**Aim of the exercise**
Set down each entry from the block beneath, exactly as written.

···

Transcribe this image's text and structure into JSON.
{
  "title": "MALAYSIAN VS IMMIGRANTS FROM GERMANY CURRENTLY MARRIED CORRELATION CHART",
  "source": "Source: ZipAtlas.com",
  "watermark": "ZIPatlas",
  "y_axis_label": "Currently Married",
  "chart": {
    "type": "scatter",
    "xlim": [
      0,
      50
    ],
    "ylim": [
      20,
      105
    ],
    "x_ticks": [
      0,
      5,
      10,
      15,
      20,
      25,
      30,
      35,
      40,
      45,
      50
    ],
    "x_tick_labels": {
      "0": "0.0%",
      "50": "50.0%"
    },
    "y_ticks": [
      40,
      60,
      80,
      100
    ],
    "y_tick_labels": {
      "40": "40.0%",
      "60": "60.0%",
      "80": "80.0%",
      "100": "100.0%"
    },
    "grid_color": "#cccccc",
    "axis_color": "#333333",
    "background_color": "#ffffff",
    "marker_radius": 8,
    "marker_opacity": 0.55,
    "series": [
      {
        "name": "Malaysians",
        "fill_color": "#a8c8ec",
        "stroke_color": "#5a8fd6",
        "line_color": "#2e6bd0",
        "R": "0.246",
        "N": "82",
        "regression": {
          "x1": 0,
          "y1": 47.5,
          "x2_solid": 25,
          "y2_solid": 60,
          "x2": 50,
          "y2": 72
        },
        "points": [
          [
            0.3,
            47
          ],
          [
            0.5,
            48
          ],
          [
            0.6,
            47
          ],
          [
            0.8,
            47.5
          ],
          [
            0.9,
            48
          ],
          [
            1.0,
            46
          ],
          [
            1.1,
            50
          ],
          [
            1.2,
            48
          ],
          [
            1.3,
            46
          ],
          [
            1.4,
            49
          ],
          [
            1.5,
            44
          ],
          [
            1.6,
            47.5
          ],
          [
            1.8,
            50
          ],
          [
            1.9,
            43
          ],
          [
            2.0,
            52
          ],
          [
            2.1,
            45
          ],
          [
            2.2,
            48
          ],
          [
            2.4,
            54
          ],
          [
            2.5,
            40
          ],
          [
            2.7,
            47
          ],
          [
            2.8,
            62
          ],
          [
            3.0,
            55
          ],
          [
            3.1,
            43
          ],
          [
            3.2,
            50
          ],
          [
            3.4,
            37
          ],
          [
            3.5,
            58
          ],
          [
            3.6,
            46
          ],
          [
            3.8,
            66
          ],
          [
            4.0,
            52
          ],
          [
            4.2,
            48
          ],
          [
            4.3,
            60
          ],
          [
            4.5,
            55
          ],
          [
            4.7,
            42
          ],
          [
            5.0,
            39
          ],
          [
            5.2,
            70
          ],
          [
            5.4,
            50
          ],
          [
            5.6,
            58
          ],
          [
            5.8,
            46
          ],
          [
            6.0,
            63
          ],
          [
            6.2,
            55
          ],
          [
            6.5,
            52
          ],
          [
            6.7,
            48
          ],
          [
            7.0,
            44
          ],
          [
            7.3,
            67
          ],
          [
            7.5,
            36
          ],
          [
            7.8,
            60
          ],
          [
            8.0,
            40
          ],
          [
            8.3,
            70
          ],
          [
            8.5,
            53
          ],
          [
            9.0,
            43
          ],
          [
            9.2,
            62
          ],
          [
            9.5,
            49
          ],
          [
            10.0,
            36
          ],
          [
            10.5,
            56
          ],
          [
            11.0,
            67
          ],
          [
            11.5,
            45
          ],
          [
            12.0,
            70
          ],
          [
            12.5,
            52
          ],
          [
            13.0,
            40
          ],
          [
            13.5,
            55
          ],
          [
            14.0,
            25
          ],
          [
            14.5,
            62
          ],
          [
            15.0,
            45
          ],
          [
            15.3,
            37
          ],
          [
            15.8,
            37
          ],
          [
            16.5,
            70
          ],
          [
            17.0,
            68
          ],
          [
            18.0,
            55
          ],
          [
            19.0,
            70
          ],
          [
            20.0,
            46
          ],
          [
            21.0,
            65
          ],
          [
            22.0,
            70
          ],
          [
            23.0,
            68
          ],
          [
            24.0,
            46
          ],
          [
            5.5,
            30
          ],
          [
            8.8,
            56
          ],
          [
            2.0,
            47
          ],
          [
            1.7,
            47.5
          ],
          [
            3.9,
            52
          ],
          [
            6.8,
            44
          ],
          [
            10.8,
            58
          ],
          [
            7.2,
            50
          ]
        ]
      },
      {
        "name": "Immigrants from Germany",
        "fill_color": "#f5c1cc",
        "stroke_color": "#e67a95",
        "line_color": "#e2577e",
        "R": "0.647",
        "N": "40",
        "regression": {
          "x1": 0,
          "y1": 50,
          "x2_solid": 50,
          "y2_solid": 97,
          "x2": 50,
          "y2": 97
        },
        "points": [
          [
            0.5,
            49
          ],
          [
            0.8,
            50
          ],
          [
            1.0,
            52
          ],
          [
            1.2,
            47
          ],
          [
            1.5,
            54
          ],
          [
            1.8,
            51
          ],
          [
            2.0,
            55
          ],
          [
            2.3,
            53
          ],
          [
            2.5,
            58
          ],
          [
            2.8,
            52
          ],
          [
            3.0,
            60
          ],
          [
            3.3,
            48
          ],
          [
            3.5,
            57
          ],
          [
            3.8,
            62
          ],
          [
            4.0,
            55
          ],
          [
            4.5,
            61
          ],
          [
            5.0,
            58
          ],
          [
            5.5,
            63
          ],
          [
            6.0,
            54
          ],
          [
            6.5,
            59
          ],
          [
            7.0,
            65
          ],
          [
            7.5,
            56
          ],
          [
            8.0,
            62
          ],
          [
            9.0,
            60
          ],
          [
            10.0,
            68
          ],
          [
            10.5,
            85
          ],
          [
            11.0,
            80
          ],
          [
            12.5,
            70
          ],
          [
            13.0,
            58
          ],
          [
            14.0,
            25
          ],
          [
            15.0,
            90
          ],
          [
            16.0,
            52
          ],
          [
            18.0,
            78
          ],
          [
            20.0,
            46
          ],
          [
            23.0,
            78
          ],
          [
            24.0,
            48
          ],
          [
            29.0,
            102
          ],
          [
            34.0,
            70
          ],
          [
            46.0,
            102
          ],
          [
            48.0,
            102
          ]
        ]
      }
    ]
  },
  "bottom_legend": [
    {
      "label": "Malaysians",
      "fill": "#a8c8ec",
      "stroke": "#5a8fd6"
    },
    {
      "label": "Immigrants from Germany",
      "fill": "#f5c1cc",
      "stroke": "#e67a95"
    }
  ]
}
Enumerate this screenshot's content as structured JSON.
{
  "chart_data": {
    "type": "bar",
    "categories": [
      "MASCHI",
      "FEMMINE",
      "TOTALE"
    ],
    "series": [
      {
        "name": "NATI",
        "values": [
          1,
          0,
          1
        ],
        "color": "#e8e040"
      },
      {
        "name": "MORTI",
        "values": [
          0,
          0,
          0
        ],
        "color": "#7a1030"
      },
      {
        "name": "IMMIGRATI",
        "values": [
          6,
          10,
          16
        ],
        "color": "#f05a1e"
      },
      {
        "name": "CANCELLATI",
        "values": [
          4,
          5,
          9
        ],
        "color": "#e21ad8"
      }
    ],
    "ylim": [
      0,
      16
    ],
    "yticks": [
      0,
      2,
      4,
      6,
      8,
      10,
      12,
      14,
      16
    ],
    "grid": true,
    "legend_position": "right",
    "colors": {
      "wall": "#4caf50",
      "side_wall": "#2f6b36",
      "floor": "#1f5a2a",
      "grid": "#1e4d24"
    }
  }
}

···

**The reply**
Transcribe this image's text and structure into JSON.
{
  "title": "MALAYSIAN VS IMMIGRANTS FROM GERMANY CURRENTLY MARRIED CORRELATION CHART",
  "source": "Source: ZipAtlas.com",
  "watermark": "ZIPatlas",
  "y_axis_label": "Currently Married",
  "chart": {
    "type": "scatter",
    "xlim": [
      0,
      50
    ],
    "ylim": [
      20,
      105
    ],
    "x_ticks": [
      0,
      5,
      10,
      15,
      20,
      25,
      30,
      35,
      40,
      45,
      50
    ],
    "x_tick_labels": {
      "0": "0.0%",
      "50": "50.0%"
    },
    "y_ticks": [
      40,
      60,
      80,
      100
    ],
    "y_tick_labels": {
      "40": "40.0%",
      "60": "60.0%",
      "80": "80.0%",
      "100": "100.0%"
    },
    "grid_color": "#cccccc",
    "axis_color": "#333333",
    "background_color": "#ffffff",
    "marker_radius": 8,
    "marker_opacity": 0.55,
    "series": [
      {
        "name": "Malaysians",
        "fill_color": "#a8c8ec",
        "stroke_color": "#5a8fd6",
        "line_color": "#2e6bd0",
        "R": "0.246",
        "N": "82",
        "regression": {
          "x1": 0,
          "y1": 47.5,
          "x2_solid": 25,
          "y2_solid": 60,
          "x2": 50,
          "y2": 72
        },
        "points": [
          [
            0.3,
            47
          ],
          [
            0.5,
            48
          ],
          [
            0.6,
            47
          ],
          [
            0.8,
            47.5
          ],
          [
            0.9,
            48
          ],
          [
            1.0,
            46
          ],
          [
            1.1,
            50
          ],
          [
            1.2,
            48
          ],
          [
            1.3,
            46
          ],
          [
            1.4,
            49
          ],
          [
            1.5,
            44
          ],
          [
            1.6,
            47.5
          ],
          [
            1.8,
            50
          ],
          [
            1.9,
            43
          ],
          [
            2.0,
            52
          ],
          [
            2.1,
            45
          ],
          [
            2.2,
            48
          ],
          [
            2.4,
            54
          ],
          [
            2.5,
            40
          ],
          [
            2.7,
            47
          ],
          [
            2.8,
            62
          ],
          [
            3.0,
            55
          ],
          [
            3.1,
            43
          ],
          [
            3.2,
            50
          ],
          [
            3.4,
            37
          ],
          [
            3.5,
            58
          ],
          [
            3.6,
            46
          ],
          [
            3.8,
            66
          ],
          [
            4.0,
            52
          ],
          [
            4.2,
            48
          ],
          [
            4.3,
            60
          ],
          [
            4.5,
            55
          ],
          [
            4.7,
            42
          ],
          [
            5.0,
            39
          ],
          [
            5.2,
            70
          ],
          [
            5.4,
            50
          ],
          [
            5.6,
            58
          ],
          [
            5.8,
            46
          ],
          [
            6.0,
            63
          ],
          [
            6.2,
            55
          ],
          [
            6.5,
            52
          ],
          [
            6.7,
            48
          ],
          [
            7.0,
            44
          ],
          [
            7.3,
            67
          ],
          [
            7.5,
            36
          ],
          [
            7.8,
            60
          ],
          [
            8.0,
            40
          ],
          [
            8.3,
            70
          ],
          [
            8.5,
            53
          ],
          [
            9.0,
            43
          ],
          [
            9.2,
            62
          ],
          [
            9.5,
            49
          ],
          [
            10.0,
            36
          ],
          [
            10.5,
            56
          ],
          [
            11.0,
            67
          ],
          [
            11.5,
            45
          ],
          [
            12.0,
            70
          ],
          [
            12.5,
            52
          ],
          [
            13.0,
            40
          ],
          [
            13.5,
            55
          ],
          [
            14.0,
            25
          ],
          [
            14.5,
            62
          ],
          [
            15.0,
            45
          ],
          [
            15.3,
            37
          ],
          [
            15.8,
            37
          ],
          [
            16.5,
            70
          ],
          [
            17.0,
            68
          ],
          [
            18.0,
            55
          ],
          [
            19.0,
            70
          ],
          [
            20.0,
            46
          ],
          [
            21.0,
            65
          ],
          [
            22.0,
            70
          ],
          [
            23.0,
            68
          ],
          [
            24.0,
            46
          ],
          [
            5.5,
            30
          ],
          [
            8.8,
            56
          ],
          [
            2.0,
            47
          ],
          [
            1.7,
            47.5
          ],
          [
            3.9,
            52
          ],
          [
            6.8,
            44
          ],
          [
            10.8,
            58
          ],
          [
            7.2,
            50
          ]
        ]
      },
      {
        "name": "Immigrants from Germany",
        "fill_color": "#f5c1cc",
        "stroke_color": "#e67a95",
        "line_color": "#e2577e",
        "R": "0.647",
        "N": "40",
        "regression": {
          "x1": 0,
          "y1": 50,
          "x2_solid": 50,
          "y2_solid": 97,
          "x2": 50,
          "y2": 97
        },
        "points": [
          [
            0.5,
            49
          ],
          [
            0.8,
            50
          ],
          [
            1.0,
            52
          ],
          [
            1.2,
            47
          ],
          [
            1.5,
            54
          ],
          [
            1.8,
            51
          ],
          [
            2.0,
            55
          ],
          [
            2.3,
            53
          ],
          [
            2.5,
            58
          ],
          [
            2.8,
            52
          ],
          [
            3.0,
            60
          ],
          [
            3.3,
            48
          ],
          [
            3.5,
            57
          ],
          [
            3.8,
            62
          ],
          [
            4.0,
            55
          ],
          [
            4.5,
            61
          ],
          [
            5.0,
            58
          ],
          [
            5.5,
            63
          ],
          [
            6.0,
            54
          ],
          [
            6.5,
            59
          ],
          [
            7.0,
            65
          ],
          [
            7.5,
            56
          ],
          [
            8.0,
            62
          ],
          [
            9.0,
            60
          ],
          [
            10.0,
            68
          ],
          [
            10.5,
            85
          ],
          [
            11.0,
            80
          ],
          [
            12.5,
            70
          ],
          [
            13.0,
            58
          ],
          [
            14.0,
            25
          ],
          [
            15.0,
            90
          ],
          [
            16.0,
            52
          ],
          [
            18.0,
            78
          ],
          [
            20.0,
            46
          ],
          [
            23.0,
            78
          ],
          [
            24.0,
            48
          ],
          [
            29.0,
            102
          ],
          [
            34.0,
            70
          ],
          [
            46.0,
            102
          ],
          [
            48.0,
            102
          ]
        ]
      }
    ]
  },
  "bottom_legend": [
    {
      "label": "Malaysians",
      "fill": "#a8c8ec",
      "stroke": "#5a8fd6"
    },
    {
      "label": "Immigrants from Germany",
      "fill": "#f5c1cc",
      "stroke": "#e67a95"
    }
  ]
}
Enumerate this screenshot's content as structured JSON.
{
  "chart_data": {
    "type": "bar",
    "categories": [
      "MASCHI",
      "FEMMINE",
      "TOTALE"
    ],
    "series": [
      {
        "name": "NATI",
        "values": [
          1,
          0,
          1
        ],
        "color": "#e8e040"
      },
      {
        "name": "MORTI",
        "values": [
          0,
          0,
          0
        ],
        "color": "#7a1030"
      },
      {
        "name": "IMMIGRATI",
        "values": [
          6,
          10,
          16
        ],
        "color": "#f05a1e"
      },
      {
        "name": "CANCELLATI",
        "values": [
          4,
          5,
          9
        ],
        "color": "#e21ad8"
      }
    ],
    "ylim": [
      0,
      16
    ],
    "yticks": [
      0,
      2,
      4,
      6,
      8,
      10,
      12,
      14,
      16
    ],
    "grid": true,
    "legend_position": "right",
    "colors": {
      "wall": "#4caf50",
      "side_wall": "#2f6b36",
      "floor": "#1f5a2a",
      "grid": "#1e4d24"
    }
  }
}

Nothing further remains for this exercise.